» **Aufgaben**
A. Beantworte anhand des Textauszugs über die Proteste in Frankreich diese Fragen:
(i) Für welchen Wochentag hatte der Premierminister das neue Gesprächsangebot gemacht?
(ii) Für welche Berufsanfänger gilt die zweijährige Probezeit?
(iii) Welches Ministeramt bekleidet Nicolas Sarkozy?
B. Wiederhole wortgetreu den Abschnitt des Textauszugs über die Proteste in Frankreich, der mit den Worten „Am vierten Aktionstag“ einsetzt und mit „Gesetzes zum Ersteinstellungsvertrag.“ schließt.
──────── Textauszug
Mit landesweiten Streiks und Demonstrationen haben Frankreichs Gewerkschaften, Schüler und Studenten den Druck auf Premierminister Dominique de Villepin spürbar verstärkt.

Am vierten Aktionstag demonstrierten bereits mittags landesweit Hunderttausende gegen die umstrittene Arbeitsrechtsreform des Regierungschefs. Fast überall gingen weit mehr Menschen auf die Straße als während des nationalen Demonstrationstages vom 18. März.

In dem verhärteten Konflikt haben die führenden Gewerkschaften ein neues Gesprächsangebot des Premierministers für Mittwoch abgelehnt. Villepin hatte Gewerkschaften und Studentenverbände am Vorabend des Aktionstages schriftlich eingeladen, mit ihm über „Anpassungen“ der Reform zu sprechen. Die Gegner verlangen eine Rücknahme des Gesetzes zum Ersteinstellungsvertrag.

Villepin lehnte es am Dienstag einmal mehr ab, das Gesetz zurückzuziehen, ist aber nach Angaben aus Regierungskreisen bereit, über die darin vorgesehene zweijährige Probezeit für Berufsanfänger unter 26 Jahren zu reden. Er sei dabei weiterhin dagegen, dass Kündigungen in der CPE-Probezeit begründet werden müssten. „Villepin will diese Krise allerdings so rasch wie möglich beenden“, hieß es.

Der Wind bläst Villepin inzwischen auch aus der eigenen Partei immer stärker ins Gesicht. Innenminister Nicolas Sarkozy, Villepins Rivale im Rennen um die Kandidatur im konservativen Lager für das Präsidentenamt, forderte ein Aussetzen der Reform. Der umstrittene Erstanstellungsvertrag (CPE), der eine weitgehende Abschaffung der Kündigungsfrist vorsieht, solle nicht in Kraft treten, solange die Regierung mit den Gewerkschaften verhandele, forderte der Chef der Regierungspartei UMP.

Bereits am Montagabend warf er Villepin indirekt mangelnde Kompromissbereitschaft vor. „Man kann standhaft sein, ohne starr zu sein, zuhören, ohne seine Überzeugungen aufzugeben, versöhnlich sein, ohne schwach zu sein“, sagte Sarkozy.
────────────────
──────── Vorliegende Angaben
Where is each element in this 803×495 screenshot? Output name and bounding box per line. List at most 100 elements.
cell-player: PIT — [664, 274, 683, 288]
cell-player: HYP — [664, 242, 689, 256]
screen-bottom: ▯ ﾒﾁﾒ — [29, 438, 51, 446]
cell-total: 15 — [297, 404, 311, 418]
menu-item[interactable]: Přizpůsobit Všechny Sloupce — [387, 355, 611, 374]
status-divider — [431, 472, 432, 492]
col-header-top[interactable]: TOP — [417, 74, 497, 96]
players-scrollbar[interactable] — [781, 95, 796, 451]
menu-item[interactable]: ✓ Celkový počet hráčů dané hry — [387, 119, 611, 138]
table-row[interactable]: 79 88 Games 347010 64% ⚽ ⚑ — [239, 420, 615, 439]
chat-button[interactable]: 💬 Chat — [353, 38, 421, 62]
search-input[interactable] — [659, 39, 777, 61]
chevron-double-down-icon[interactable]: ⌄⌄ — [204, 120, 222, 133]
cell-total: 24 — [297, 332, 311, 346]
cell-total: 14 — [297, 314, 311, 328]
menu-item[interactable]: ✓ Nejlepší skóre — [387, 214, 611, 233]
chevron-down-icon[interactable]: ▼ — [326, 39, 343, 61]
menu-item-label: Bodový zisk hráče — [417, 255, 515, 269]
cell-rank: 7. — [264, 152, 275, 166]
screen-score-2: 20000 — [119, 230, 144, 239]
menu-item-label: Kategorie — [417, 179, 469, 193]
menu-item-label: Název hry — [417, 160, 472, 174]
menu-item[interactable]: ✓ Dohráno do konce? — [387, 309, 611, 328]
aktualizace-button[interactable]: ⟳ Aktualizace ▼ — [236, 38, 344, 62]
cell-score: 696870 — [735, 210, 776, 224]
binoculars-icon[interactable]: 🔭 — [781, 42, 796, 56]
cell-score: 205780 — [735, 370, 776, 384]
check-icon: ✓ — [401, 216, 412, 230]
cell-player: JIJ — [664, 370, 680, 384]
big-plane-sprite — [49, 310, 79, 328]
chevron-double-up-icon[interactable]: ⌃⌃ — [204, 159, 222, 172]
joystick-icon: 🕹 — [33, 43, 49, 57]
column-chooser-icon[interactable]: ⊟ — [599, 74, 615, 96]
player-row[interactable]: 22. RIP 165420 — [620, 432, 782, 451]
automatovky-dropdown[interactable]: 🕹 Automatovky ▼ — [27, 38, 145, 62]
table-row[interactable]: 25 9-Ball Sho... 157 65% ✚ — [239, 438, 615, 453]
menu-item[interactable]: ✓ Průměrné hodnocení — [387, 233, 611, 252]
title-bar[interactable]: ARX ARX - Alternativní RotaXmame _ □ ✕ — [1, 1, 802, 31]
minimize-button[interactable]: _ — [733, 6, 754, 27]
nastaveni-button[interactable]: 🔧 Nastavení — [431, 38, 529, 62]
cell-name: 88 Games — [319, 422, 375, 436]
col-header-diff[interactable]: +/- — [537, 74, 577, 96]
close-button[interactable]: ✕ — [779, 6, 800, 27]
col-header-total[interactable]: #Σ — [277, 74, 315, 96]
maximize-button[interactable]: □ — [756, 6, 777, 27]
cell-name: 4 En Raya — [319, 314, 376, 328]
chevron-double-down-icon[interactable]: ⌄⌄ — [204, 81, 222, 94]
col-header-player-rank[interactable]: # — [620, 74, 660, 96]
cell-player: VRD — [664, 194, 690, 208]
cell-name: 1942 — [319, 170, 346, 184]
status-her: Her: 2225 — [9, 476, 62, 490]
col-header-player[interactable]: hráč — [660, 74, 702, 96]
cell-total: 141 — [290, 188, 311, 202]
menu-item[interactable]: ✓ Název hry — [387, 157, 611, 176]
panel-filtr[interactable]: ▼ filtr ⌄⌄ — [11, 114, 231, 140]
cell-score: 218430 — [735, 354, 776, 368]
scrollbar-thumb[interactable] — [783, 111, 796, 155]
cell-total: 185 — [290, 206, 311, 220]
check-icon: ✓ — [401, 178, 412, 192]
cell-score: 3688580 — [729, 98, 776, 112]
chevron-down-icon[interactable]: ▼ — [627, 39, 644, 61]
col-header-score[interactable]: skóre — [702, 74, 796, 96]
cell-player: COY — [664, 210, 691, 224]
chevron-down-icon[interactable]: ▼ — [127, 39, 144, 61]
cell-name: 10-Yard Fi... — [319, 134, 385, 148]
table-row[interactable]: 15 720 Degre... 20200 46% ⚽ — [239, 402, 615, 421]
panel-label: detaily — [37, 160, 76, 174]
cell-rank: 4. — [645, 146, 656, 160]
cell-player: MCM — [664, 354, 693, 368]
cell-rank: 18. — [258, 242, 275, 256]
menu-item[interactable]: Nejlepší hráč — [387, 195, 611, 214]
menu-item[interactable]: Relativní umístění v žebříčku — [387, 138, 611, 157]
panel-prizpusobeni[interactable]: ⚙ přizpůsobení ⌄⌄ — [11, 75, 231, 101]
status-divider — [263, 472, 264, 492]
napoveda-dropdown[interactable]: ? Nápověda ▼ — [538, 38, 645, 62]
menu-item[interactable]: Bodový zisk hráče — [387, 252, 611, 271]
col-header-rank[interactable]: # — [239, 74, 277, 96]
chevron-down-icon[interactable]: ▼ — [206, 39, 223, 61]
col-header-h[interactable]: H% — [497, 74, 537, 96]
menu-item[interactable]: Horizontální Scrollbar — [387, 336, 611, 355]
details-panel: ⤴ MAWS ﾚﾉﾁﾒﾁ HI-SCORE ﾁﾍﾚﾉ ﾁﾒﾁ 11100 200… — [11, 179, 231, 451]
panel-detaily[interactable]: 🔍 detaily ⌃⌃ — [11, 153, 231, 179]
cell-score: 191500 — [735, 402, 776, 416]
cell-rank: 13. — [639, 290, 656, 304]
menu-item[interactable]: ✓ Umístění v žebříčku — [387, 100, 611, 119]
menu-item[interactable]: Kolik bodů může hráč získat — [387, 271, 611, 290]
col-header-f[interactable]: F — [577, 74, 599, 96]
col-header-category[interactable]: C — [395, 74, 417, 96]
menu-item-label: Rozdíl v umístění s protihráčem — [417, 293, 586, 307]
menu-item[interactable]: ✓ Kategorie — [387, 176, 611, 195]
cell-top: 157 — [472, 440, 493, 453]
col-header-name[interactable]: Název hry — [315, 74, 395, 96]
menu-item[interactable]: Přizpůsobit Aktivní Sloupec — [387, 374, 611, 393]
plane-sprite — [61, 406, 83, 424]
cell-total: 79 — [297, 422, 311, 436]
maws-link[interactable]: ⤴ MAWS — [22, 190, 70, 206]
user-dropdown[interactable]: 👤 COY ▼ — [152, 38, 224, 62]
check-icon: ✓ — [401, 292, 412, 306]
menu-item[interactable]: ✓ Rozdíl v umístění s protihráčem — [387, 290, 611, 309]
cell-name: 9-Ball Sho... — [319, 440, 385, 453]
────────────────
» **Lösungen**
A.
(i) Für Mittwoch.
(ii) Für Berufsanfänger unter 26 Jahren.
(iii) Er ist Innenminister.

B.
Am vierten Aktionstag demonstrierten bereits mittags landesweit Hunderttausende gegen die umstrittene Arbeitsrechtsreform des Regierungschefs. Fast überall gingen weit mehr Menschen auf die Straße als während des nationalen Demonstrationstages vom 18. März.

In dem verhärteten Konflikt haben die führenden Gewerkschaften ein neues Gesprächsangebot des Premierministers für Mittwoch abgelehnt. Villepin hatte Gewerkschaften und Studentenverbände am Vorabend des Aktionstages schriftlich eingeladen, mit ihm über „Anpassungen“ der Reform zu sprechen. Die Gegner verlangen eine Rücknahme des Gesetzes zum Ersteinstellungsvertrag.